* _Task brief_
Repeat exactly, and only, the lines from the one holding "Extract all readable text from this page." through the last line of the records below.

— start of Dataset rows —

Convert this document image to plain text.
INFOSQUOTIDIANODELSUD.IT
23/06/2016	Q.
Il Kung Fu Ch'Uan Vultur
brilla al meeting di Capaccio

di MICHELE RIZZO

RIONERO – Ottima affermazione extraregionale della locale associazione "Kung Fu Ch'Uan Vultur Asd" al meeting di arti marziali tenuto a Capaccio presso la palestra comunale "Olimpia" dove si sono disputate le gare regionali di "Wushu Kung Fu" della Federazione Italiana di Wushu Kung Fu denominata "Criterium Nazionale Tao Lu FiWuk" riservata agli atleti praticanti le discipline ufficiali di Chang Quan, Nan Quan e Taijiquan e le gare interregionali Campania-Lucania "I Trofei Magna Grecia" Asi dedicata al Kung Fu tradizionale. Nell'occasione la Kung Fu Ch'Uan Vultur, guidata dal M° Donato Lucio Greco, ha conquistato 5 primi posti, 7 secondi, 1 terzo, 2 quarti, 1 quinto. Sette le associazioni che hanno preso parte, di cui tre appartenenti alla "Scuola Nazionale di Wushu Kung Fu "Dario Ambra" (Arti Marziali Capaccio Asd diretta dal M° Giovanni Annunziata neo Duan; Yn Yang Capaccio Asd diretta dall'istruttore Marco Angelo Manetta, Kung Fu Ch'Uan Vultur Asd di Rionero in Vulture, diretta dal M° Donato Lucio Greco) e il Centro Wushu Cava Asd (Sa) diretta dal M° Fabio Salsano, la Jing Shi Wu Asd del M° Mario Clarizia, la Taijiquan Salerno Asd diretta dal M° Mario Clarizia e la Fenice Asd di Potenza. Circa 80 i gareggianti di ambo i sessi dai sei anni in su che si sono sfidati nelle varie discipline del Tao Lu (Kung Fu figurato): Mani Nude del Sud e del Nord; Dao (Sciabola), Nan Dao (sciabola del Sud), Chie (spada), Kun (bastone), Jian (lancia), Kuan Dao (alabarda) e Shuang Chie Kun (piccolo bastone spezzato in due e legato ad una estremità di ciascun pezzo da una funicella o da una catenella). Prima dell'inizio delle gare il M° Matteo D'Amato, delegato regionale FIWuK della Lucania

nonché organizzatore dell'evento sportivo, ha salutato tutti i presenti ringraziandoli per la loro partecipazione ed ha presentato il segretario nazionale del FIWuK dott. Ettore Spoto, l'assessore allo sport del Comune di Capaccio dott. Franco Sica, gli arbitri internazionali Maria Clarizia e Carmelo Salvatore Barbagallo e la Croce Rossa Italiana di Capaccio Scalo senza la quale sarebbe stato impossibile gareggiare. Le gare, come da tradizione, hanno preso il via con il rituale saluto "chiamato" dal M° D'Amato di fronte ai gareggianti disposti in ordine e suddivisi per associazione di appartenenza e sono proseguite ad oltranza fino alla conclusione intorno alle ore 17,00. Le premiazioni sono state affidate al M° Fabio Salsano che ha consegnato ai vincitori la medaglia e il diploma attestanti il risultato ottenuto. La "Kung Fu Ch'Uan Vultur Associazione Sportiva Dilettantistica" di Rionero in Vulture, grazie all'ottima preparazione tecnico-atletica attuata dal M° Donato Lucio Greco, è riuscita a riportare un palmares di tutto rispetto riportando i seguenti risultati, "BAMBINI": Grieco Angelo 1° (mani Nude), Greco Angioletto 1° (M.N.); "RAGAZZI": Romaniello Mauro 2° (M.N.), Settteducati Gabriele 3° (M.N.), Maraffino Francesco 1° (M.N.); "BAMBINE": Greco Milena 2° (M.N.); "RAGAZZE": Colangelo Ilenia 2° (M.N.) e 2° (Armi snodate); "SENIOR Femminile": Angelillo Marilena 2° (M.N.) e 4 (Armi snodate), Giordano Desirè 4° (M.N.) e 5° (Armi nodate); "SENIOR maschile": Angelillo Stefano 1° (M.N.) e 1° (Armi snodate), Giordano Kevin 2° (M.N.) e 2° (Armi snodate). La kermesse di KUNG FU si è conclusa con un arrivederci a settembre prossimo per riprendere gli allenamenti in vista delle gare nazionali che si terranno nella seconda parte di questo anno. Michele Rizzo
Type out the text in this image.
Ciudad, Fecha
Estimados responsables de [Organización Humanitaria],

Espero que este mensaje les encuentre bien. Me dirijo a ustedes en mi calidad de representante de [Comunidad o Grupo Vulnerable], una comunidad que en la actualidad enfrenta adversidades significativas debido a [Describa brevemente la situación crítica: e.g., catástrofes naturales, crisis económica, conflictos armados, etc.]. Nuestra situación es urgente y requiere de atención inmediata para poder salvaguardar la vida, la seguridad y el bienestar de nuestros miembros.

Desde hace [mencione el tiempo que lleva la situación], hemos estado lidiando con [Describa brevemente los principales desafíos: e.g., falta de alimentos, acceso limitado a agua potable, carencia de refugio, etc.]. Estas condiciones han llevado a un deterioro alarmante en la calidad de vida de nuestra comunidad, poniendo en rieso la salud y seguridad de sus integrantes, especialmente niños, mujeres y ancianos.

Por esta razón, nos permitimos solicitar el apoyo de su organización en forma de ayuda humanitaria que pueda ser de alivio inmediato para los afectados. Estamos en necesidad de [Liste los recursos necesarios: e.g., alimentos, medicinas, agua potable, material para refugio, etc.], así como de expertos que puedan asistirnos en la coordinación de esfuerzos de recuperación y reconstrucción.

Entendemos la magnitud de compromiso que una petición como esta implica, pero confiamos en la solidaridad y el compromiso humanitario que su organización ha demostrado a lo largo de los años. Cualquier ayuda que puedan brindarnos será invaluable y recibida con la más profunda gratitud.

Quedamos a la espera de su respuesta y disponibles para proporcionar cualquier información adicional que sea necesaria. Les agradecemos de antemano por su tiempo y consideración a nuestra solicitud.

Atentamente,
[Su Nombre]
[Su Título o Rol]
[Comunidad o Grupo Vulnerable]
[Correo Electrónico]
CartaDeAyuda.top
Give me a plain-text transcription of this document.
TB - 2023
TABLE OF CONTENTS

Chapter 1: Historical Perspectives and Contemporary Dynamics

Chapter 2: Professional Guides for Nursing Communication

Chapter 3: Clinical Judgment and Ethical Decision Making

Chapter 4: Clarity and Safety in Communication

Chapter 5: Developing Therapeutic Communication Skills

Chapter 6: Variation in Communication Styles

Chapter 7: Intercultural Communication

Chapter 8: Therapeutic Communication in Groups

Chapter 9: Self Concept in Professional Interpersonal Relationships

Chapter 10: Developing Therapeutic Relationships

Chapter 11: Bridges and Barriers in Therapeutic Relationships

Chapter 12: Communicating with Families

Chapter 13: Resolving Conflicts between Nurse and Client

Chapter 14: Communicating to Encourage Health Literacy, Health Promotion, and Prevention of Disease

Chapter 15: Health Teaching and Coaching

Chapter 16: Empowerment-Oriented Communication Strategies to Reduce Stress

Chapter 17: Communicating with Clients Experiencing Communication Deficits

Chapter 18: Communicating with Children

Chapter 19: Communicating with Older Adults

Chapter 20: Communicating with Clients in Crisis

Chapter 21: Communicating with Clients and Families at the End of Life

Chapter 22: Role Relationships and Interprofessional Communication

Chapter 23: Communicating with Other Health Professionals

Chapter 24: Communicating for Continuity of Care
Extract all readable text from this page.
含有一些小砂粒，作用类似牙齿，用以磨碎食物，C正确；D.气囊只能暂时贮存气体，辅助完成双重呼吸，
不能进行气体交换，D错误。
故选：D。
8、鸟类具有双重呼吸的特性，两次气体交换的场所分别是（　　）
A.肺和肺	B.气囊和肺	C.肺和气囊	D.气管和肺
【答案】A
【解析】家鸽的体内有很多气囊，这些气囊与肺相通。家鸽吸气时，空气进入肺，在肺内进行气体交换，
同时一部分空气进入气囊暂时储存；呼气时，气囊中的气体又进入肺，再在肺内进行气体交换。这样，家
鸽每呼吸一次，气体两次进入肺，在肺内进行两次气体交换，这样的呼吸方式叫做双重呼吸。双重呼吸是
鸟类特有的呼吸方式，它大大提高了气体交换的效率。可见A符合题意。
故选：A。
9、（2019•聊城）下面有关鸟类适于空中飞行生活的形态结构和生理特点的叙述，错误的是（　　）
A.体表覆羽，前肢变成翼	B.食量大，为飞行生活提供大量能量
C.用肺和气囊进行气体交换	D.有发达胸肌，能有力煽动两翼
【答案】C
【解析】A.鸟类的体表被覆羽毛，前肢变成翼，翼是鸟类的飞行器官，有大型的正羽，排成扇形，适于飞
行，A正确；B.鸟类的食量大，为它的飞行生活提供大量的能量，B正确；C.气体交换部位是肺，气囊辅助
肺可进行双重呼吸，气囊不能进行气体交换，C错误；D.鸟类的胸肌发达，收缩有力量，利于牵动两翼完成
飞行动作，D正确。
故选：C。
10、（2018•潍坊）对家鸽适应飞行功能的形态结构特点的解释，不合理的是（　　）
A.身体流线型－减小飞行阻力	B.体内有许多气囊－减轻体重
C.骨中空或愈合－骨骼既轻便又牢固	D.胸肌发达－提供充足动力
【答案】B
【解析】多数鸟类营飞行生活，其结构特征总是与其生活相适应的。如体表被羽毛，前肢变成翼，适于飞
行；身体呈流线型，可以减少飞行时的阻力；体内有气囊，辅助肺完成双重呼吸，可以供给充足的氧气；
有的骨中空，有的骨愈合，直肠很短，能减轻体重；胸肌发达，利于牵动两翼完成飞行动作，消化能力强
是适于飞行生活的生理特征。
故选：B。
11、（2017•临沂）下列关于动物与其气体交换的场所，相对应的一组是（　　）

— end of Dataset rows —

* _Response_
Extract all readable text from this page.
含有一些小砂粒，作用类似牙齿，用以磨碎食物，C正确；D.气囊只能暂时贮存气体，辅助完成双重呼吸，
不能进行气体交换，D错误。
故选：D。
8、鸟类具有双重呼吸的特性，两次气体交换的场所分别是（　　）
A.肺和肺	B.气囊和肺	C.肺和气囊	D.气管和肺
【答案】A
【解析】家鸽的体内有很多气囊，这些气囊与肺相通。家鸽吸气时，空气进入肺，在肺内进行气体交换，
同时一部分空气进入气囊暂时储存；呼气时，气囊中的气体又进入肺，再在肺内进行气体交换。这样，家
鸽每呼吸一次，气体两次进入肺，在肺内进行两次气体交换，这样的呼吸方式叫做双重呼吸。双重呼吸是
鸟类特有的呼吸方式，它大大提高了气体交换的效率。可见A符合题意。
故选：A。
9、（2019•聊城）下面有关鸟类适于空中飞行生活的形态结构和生理特点的叙述，错误的是（　　）
A.体表覆羽，前肢变成翼	B.食量大，为飞行生活提供大量能量
C.用肺和气囊进行气体交换	D.有发达胸肌，能有力煽动两翼
【答案】C
【解析】A.鸟类的体表被覆羽毛，前肢变成翼，翼是鸟类的飞行器官，有大型的正羽，排成扇形，适于飞
行，A正确；B.鸟类的食量大，为它的飞行生活提供大量的能量，B正确；C.气体交换部位是肺，气囊辅助
肺可进行双重呼吸，气囊不能进行气体交换，C错误；D.鸟类的胸肌发达，收缩有力量，利于牵动两翼完成
飞行动作，D正确。
故选：C。
10、（2018•潍坊）对家鸽适应飞行功能的形态结构特点的解释，不合理的是（　　）
A.身体流线型－减小飞行阻力	B.体内有许多气囊－减轻体重
C.骨中空或愈合－骨骼既轻便又牢固	D.胸肌发达－提供充足动力
【答案】B
【解析】多数鸟类营飞行生活，其结构特征总是与其生活相适应的。如体表被羽毛，前肢变成翼，适于飞
行；身体呈流线型，可以减少飞行时的阻力；体内有气囊，辅助肺完成双重呼吸，可以供给充足的氧气；
有的骨中空，有的骨愈合，直肠很短，能减轻体重；胸肌发达，利于牵动两翼完成飞行动作，消化能力强
是适于飞行生活的生理特征。
故选：B。
11、（2017•临沂）下列关于动物与其气体交换的场所，相对应的一组是（　　）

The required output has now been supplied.